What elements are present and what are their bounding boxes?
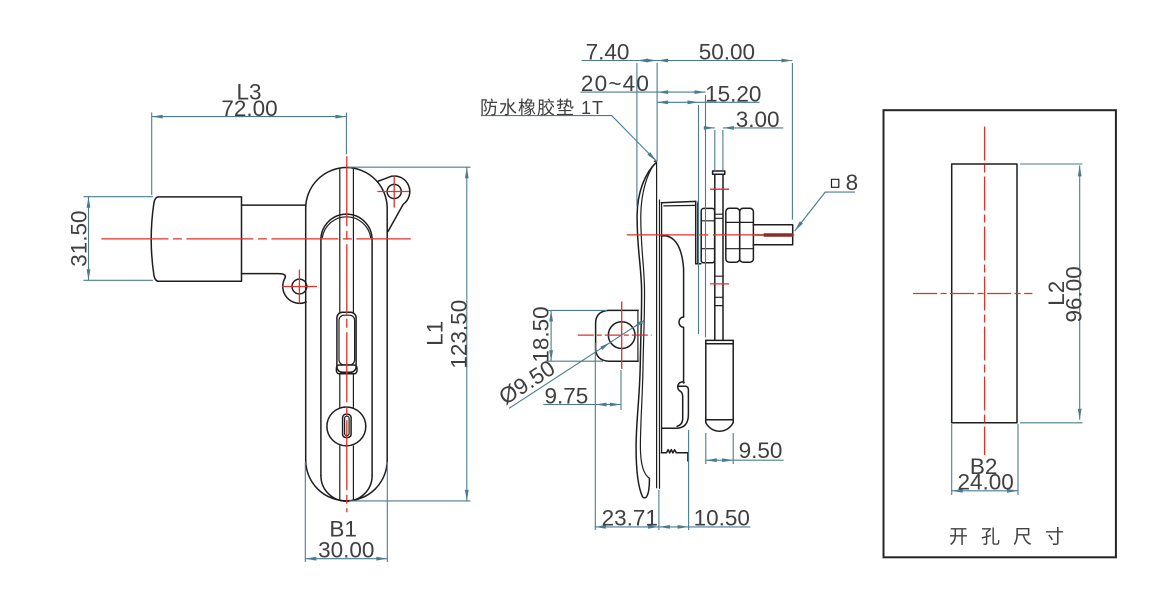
* * *
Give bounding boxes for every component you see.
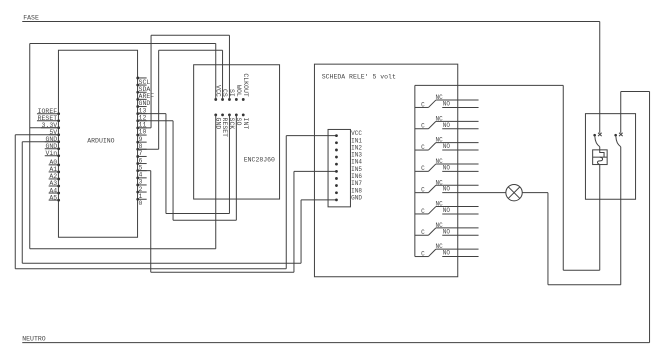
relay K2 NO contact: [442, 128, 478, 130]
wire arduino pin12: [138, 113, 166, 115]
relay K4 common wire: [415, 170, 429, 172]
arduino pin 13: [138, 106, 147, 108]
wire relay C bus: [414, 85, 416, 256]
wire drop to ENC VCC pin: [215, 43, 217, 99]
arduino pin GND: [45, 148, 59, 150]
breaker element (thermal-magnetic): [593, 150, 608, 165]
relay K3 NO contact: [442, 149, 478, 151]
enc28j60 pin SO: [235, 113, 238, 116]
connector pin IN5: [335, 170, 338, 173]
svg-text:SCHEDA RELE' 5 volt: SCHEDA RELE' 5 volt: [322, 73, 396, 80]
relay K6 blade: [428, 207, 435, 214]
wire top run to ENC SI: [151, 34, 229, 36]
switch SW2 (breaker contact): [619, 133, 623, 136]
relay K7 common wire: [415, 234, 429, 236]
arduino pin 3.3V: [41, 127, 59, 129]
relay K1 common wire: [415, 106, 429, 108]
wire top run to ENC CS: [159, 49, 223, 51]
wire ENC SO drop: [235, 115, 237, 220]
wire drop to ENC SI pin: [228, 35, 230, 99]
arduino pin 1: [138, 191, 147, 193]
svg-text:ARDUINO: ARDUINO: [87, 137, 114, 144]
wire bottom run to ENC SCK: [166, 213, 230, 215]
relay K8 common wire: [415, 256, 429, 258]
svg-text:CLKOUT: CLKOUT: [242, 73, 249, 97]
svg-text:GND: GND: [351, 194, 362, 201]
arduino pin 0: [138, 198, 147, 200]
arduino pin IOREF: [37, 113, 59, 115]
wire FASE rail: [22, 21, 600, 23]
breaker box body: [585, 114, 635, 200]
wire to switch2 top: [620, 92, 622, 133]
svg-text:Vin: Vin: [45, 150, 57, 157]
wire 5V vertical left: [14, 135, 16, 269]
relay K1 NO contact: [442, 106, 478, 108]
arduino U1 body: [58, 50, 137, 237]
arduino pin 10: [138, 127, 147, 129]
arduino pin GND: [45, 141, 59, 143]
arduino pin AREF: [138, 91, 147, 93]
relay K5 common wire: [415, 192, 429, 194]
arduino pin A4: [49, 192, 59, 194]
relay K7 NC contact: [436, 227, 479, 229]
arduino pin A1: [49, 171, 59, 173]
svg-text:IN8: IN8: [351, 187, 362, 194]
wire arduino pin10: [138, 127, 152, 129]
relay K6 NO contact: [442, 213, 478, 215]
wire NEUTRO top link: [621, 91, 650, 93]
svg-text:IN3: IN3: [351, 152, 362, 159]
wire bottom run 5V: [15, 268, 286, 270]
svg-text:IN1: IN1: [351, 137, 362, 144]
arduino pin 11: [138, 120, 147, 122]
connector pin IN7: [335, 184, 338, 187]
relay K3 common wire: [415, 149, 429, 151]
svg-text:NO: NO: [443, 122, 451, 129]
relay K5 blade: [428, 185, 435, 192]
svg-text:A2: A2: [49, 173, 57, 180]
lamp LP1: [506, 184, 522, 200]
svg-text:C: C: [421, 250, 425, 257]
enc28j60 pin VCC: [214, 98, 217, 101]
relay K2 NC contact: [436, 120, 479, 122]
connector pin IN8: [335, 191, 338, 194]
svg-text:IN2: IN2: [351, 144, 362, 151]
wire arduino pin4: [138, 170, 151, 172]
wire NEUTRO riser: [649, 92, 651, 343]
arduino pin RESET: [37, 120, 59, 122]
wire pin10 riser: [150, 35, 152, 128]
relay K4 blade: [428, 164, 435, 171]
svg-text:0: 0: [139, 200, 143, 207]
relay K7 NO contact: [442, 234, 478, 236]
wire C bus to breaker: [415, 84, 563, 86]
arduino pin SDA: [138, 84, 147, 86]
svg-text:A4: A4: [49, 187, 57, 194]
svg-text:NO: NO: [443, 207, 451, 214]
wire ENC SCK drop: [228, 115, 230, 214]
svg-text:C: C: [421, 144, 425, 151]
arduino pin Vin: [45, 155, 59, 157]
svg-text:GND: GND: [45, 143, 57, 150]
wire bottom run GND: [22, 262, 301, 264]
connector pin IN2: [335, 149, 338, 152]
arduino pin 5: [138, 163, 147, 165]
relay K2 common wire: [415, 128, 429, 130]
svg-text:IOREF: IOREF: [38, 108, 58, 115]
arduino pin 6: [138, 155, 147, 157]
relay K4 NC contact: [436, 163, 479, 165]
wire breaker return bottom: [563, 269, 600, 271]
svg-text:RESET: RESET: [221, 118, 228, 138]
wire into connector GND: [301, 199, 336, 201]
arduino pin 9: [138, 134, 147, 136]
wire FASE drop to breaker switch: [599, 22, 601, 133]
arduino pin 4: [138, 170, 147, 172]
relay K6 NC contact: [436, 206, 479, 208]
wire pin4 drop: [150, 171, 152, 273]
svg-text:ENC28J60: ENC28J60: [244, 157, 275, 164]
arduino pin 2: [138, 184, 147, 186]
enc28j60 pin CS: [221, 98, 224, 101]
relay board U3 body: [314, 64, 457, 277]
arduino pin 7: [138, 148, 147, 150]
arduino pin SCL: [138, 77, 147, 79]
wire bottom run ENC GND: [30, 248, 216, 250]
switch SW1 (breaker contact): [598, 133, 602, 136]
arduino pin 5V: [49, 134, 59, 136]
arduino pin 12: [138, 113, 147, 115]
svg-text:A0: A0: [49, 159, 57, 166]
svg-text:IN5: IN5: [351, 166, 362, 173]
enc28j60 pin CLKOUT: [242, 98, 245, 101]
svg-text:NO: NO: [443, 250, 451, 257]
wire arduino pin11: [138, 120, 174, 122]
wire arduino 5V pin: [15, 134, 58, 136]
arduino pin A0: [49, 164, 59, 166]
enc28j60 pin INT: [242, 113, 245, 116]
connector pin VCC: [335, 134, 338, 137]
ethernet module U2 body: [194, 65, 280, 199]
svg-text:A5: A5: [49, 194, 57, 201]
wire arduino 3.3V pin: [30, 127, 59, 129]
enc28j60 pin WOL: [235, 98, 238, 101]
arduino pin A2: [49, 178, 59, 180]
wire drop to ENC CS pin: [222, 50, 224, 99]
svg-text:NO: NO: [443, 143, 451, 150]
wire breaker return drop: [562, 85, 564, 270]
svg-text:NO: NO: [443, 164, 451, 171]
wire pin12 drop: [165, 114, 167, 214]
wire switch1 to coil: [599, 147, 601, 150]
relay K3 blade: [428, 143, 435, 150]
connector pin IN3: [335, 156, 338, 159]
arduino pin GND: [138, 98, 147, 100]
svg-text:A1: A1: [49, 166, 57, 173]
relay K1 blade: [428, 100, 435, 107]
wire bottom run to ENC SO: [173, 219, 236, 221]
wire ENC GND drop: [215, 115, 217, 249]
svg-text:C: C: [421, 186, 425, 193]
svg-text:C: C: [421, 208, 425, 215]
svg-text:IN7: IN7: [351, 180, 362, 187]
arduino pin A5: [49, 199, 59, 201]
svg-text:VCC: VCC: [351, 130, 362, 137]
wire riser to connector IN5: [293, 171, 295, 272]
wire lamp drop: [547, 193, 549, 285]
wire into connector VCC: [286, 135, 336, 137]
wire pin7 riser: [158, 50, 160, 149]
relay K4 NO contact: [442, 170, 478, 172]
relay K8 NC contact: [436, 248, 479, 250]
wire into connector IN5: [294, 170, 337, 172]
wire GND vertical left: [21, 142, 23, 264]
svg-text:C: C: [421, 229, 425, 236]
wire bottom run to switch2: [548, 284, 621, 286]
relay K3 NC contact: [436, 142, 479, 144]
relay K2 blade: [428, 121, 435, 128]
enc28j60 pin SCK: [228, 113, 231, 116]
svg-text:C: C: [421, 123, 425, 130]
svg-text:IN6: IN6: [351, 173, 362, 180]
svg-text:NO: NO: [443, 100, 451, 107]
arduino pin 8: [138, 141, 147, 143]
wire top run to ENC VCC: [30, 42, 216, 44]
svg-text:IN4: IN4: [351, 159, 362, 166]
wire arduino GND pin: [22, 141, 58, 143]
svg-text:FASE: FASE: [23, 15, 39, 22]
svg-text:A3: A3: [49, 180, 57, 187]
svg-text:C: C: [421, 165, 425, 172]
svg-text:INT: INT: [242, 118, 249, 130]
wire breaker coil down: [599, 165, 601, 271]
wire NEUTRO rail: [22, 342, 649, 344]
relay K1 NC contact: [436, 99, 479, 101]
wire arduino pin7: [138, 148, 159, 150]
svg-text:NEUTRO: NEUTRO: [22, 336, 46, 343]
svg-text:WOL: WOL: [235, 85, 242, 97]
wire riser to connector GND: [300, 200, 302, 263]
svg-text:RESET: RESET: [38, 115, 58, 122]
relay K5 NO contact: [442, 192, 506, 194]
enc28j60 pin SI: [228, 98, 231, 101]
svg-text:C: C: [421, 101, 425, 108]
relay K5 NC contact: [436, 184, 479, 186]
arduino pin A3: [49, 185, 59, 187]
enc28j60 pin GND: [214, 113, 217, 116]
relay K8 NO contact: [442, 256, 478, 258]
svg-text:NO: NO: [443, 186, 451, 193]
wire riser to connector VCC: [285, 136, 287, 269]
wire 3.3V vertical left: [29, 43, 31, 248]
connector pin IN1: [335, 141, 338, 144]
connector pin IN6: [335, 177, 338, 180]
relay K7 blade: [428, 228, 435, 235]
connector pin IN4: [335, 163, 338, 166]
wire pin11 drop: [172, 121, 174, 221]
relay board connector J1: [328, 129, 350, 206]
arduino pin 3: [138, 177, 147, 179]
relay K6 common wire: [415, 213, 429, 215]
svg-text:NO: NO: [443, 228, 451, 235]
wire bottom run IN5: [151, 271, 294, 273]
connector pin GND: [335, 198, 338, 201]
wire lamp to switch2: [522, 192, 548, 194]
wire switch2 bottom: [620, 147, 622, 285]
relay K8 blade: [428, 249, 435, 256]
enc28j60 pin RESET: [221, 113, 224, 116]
---
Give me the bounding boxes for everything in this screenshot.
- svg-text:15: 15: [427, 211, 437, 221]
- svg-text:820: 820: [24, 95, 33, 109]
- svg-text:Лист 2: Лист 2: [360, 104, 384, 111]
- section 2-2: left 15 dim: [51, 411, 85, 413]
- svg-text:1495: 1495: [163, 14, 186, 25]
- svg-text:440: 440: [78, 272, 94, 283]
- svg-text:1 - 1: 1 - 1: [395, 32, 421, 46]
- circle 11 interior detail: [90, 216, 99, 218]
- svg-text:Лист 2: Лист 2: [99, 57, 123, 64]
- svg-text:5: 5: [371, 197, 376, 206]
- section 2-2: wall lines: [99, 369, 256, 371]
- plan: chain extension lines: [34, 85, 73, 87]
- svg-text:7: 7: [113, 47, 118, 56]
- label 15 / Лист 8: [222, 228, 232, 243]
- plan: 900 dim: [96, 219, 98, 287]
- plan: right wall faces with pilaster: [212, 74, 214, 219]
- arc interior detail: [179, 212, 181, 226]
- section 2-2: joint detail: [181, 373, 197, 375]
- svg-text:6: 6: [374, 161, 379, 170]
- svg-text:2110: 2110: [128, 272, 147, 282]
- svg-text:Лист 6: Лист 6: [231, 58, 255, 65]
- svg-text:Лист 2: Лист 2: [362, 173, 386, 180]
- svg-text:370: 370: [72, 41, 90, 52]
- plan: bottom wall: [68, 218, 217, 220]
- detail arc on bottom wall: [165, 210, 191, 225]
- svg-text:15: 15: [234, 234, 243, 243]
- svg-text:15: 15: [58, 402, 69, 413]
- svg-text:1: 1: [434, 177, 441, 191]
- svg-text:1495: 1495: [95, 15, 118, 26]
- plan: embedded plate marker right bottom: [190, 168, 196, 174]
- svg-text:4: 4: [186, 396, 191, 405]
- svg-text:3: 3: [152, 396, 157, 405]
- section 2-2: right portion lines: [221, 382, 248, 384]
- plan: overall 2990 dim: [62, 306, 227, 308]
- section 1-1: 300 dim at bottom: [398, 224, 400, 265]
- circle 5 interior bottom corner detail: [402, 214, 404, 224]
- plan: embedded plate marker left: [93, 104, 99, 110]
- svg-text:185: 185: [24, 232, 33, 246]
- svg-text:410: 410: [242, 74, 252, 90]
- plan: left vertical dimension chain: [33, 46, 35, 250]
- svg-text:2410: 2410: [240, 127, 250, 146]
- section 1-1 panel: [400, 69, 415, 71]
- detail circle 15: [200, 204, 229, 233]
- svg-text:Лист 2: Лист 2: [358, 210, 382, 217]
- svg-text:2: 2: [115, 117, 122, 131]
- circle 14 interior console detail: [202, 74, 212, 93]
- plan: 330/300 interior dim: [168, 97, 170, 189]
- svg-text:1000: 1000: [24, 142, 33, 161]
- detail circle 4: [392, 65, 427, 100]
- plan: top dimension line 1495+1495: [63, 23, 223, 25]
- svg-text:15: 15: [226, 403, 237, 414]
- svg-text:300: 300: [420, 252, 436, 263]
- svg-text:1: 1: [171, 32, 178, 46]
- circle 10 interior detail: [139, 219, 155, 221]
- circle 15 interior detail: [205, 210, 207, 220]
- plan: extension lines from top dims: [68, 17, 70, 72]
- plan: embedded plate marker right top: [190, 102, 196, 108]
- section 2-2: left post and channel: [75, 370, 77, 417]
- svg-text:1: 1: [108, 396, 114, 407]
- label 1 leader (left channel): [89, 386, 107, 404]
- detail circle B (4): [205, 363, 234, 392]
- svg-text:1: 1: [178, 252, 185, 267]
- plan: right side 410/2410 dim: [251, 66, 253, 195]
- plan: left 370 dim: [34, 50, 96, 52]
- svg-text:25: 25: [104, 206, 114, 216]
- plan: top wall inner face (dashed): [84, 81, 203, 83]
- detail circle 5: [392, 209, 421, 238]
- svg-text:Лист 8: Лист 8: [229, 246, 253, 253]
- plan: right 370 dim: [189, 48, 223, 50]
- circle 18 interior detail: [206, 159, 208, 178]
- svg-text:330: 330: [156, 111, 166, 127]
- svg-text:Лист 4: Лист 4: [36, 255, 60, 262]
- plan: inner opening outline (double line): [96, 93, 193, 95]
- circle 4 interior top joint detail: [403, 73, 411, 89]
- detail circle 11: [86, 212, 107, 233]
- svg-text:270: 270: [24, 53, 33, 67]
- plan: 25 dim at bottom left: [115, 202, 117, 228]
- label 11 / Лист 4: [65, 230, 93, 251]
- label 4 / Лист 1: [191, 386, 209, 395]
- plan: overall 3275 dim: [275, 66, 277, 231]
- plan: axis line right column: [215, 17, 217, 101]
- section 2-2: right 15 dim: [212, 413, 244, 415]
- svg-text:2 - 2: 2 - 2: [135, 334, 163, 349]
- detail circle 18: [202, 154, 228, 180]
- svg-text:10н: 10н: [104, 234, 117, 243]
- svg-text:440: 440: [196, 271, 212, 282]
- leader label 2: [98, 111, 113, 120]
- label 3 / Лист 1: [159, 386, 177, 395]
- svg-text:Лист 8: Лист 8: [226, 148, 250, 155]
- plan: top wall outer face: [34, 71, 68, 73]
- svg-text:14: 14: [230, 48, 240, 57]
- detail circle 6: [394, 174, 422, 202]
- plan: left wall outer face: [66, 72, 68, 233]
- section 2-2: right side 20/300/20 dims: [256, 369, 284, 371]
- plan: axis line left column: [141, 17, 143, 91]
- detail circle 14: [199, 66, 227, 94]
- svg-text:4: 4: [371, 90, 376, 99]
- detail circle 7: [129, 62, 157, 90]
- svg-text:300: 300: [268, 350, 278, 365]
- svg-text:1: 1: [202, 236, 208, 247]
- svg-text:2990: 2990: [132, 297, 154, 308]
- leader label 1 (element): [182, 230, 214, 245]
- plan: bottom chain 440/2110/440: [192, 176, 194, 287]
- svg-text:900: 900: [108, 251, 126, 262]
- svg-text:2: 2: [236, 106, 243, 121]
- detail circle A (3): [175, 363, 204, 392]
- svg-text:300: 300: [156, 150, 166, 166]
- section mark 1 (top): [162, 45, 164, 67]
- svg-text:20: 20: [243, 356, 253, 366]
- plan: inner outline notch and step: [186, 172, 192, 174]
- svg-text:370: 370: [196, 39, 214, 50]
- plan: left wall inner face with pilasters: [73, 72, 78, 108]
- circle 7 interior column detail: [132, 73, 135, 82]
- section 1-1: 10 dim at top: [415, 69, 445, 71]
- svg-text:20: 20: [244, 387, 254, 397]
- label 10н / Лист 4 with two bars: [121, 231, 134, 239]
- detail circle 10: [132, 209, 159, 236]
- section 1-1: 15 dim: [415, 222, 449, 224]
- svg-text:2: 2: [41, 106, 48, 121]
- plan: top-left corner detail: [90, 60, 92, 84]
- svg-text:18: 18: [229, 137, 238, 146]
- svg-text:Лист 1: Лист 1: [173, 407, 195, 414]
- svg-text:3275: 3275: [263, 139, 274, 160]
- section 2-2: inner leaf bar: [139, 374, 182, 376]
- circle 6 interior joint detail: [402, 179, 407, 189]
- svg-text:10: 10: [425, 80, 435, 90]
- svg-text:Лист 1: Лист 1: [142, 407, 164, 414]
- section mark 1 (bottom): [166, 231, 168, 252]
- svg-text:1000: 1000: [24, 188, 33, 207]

» Set task
Copy out the rows in the stretch from the line containing "Give me the" through the line containing "- svg-text:Лист 2: Лист 2: [99, 57, 123, 64]", and return only those. Change "interior detail" to "inner detail" and leave everything else in them as it is.

» Task solution
Give me the bounding boxes for everything in this screenshot.
- svg-text:15: 15: [427, 211, 437, 221]
- svg-text:820: 820: [24, 95, 33, 109]
- svg-text:Лист 2: Лист 2: [360, 104, 384, 111]
- section 2-2: left 15 dim: [51, 411, 85, 413]
- svg-text:1495: 1495: [163, 14, 186, 25]
- svg-text:440: 440: [78, 272, 94, 283]
- svg-text:1 - 1: 1 - 1: [395, 32, 421, 46]
- circle 11 inner detail: [90, 216, 99, 218]
- svg-text:Лист 2: Лист 2: [99, 57, 123, 64]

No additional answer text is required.